Task requirements: Only the number is wanted: count the lines that include the word "background".

[BEGIN Given data]

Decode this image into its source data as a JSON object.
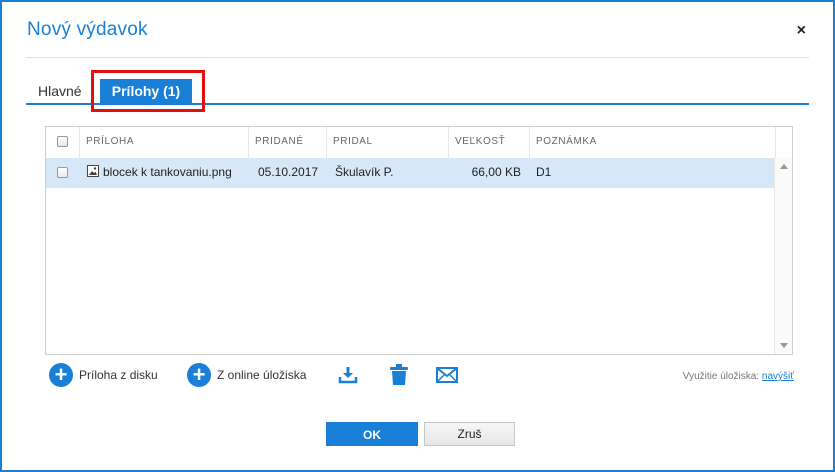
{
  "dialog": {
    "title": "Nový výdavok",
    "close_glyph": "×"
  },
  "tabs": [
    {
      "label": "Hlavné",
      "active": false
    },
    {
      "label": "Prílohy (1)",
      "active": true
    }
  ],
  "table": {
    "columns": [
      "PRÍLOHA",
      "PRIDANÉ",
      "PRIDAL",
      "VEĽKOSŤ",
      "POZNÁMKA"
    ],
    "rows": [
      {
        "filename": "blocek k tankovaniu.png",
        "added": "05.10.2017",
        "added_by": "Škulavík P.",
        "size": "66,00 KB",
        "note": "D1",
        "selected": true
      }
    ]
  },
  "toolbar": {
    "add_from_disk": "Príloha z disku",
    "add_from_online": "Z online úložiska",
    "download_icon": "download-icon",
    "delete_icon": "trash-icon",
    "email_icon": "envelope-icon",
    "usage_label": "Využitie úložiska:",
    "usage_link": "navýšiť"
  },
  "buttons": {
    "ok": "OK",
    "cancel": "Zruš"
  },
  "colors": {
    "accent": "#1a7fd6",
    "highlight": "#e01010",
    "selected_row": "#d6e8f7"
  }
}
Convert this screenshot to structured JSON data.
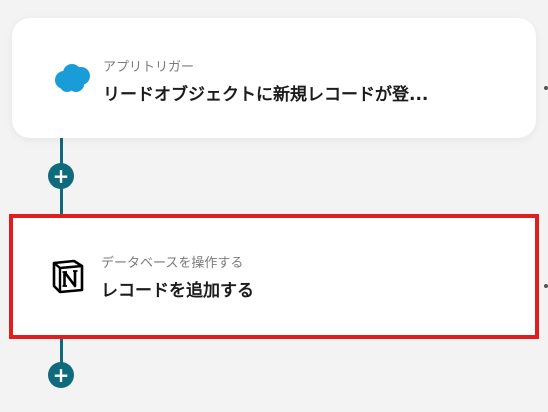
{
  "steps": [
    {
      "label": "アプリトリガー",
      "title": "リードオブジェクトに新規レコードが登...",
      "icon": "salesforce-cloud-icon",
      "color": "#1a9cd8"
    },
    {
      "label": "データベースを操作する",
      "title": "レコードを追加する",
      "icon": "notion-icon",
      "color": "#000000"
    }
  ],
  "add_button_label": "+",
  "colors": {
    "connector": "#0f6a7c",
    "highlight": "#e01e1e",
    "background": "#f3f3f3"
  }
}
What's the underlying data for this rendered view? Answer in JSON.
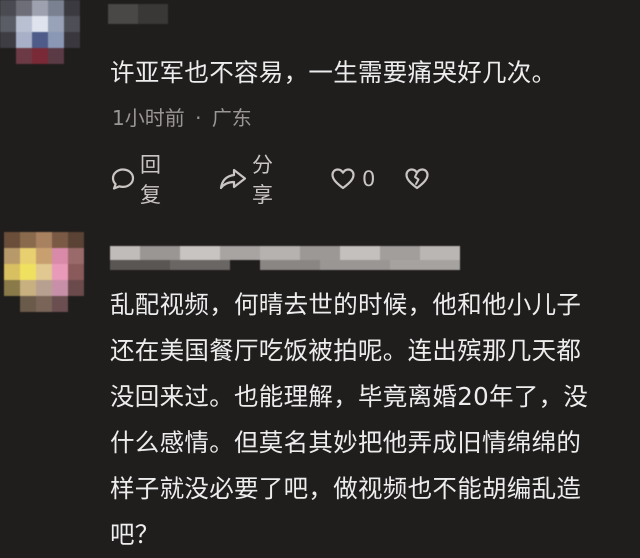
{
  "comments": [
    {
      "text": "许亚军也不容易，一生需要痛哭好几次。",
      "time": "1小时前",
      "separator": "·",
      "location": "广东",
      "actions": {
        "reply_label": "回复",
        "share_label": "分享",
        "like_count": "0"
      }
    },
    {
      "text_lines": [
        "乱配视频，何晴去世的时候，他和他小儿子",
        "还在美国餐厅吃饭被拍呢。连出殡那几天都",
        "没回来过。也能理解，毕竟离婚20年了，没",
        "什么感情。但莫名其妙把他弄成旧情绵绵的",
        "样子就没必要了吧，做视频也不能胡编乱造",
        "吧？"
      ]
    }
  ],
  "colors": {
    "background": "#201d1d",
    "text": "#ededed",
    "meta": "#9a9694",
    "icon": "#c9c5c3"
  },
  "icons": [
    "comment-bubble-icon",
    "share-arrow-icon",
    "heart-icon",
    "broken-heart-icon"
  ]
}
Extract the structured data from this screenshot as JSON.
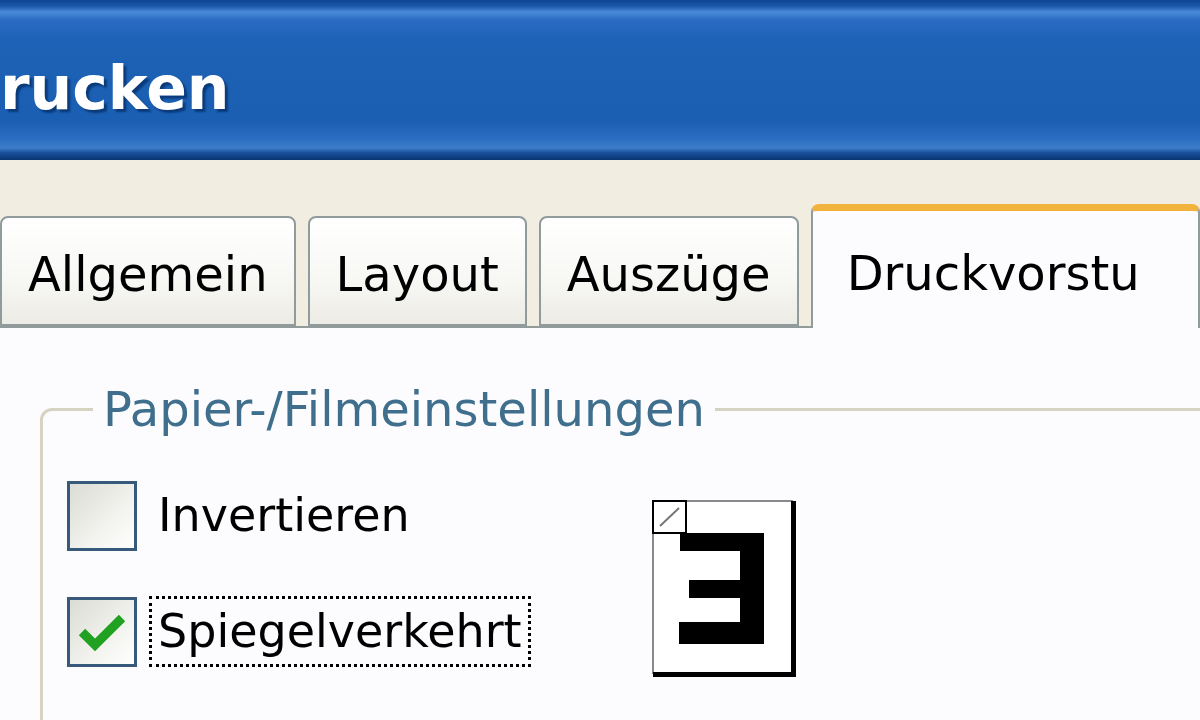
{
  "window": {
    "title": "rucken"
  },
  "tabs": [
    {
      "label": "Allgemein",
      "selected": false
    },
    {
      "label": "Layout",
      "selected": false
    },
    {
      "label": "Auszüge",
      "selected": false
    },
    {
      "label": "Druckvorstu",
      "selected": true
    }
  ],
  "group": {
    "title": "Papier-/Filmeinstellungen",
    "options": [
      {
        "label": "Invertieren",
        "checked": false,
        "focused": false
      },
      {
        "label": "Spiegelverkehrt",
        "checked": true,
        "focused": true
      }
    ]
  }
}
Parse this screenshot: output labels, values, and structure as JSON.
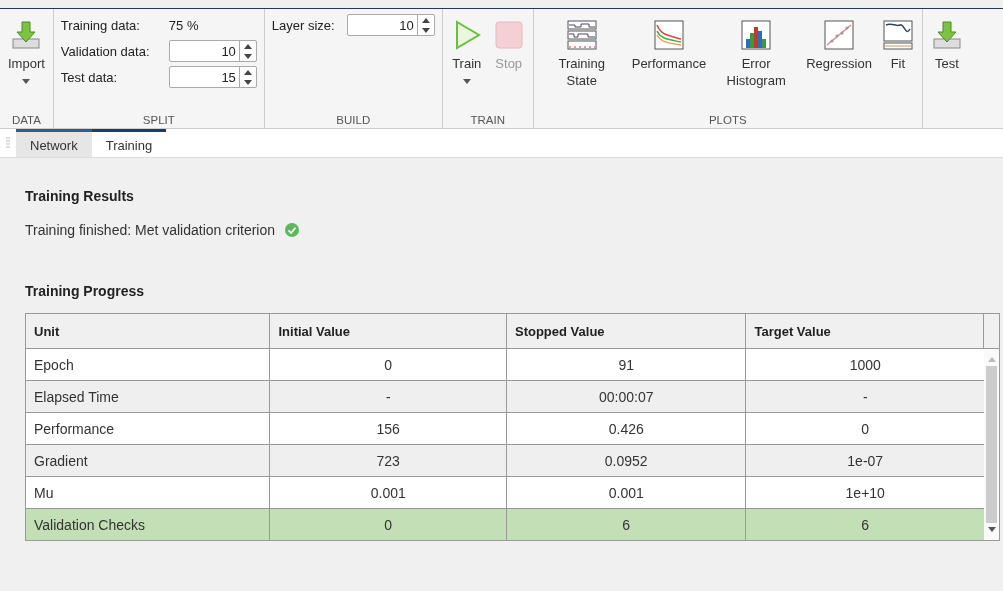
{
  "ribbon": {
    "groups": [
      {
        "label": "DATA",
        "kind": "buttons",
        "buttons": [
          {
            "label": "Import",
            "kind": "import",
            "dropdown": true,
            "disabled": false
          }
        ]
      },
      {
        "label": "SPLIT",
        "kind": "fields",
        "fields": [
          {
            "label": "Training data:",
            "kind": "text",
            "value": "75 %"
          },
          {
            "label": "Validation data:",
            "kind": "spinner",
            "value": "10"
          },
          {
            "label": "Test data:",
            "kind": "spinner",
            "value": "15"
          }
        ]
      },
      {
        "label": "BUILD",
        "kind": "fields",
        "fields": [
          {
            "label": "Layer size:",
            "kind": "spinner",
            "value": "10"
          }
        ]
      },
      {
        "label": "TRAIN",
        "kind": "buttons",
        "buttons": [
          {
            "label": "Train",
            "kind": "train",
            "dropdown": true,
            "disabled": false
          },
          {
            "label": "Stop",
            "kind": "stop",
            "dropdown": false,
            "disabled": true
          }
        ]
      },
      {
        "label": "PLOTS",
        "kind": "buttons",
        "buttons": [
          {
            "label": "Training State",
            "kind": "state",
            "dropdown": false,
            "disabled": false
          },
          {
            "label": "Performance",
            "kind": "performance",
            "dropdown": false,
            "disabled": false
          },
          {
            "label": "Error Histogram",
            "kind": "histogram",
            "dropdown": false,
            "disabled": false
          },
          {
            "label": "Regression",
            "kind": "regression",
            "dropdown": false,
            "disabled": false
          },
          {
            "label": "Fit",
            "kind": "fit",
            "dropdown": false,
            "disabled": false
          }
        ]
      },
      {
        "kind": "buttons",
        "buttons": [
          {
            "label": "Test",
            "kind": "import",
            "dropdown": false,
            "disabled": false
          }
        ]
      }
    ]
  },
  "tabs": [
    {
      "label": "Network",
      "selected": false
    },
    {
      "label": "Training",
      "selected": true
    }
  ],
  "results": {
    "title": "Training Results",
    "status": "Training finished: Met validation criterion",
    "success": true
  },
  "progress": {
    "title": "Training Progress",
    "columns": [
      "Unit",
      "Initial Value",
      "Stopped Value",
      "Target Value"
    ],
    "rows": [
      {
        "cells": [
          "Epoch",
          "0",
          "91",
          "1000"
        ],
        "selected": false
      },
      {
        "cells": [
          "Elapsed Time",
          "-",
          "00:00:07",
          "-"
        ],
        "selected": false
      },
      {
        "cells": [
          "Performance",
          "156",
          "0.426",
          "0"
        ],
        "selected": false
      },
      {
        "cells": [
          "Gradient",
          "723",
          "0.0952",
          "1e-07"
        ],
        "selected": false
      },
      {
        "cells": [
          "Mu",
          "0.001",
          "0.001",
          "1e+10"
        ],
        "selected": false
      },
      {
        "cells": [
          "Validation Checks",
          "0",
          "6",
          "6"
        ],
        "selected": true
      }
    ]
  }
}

[END Given data]

Answer to this task: 2